● TASK DESCRIPTION
Repeat all of the records verbatim.

● RECORDS SHOWN

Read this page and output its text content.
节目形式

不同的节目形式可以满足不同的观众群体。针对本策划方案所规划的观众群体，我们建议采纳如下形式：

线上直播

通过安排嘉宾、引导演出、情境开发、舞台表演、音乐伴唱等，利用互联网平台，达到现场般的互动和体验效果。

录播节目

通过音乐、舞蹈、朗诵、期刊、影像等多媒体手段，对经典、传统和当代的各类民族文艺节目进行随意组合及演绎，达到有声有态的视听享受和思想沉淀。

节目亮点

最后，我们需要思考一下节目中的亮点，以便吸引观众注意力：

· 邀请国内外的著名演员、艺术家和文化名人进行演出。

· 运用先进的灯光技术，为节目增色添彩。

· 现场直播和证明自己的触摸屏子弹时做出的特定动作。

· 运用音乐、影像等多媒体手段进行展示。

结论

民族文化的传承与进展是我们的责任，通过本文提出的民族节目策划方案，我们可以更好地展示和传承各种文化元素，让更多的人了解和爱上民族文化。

● RIGHT ANSWER
Read this page and output its text content.
节目形式

不同的节目形式可以满足不同的观众群体。针对本策划方案所规划的观众群体，我们建议采纳如下形式：

线上直播

通过安排嘉宾、引导演出、情境开发、舞台表演、音乐伴唱等，利用互联网平台，达到现场般的互动和体验效果。

录播节目

通过音乐、舞蹈、朗诵、期刊、影像等多媒体手段，对经典、传统和当代的各类民族文艺节目进行随意组合及演绎，达到有声有态的视听享受和思想沉淀。

节目亮点

最后，我们需要思考一下节目中的亮点，以便吸引观众注意力：

· 邀请国内外的著名演员、艺术家和文化名人进行演出。

· 运用先进的灯光技术，为节目增色添彩。

· 现场直播和证明自己的触摸屏子弹时做出的特定动作。

· 运用音乐、影像等多媒体手段进行展示。

结论

民族文化的传承与进展是我们的责任，通过本文提出的民族节目策划方案，我们可以更好地展示和传承各种文化元素，让更多的人了解和爱上民族文化。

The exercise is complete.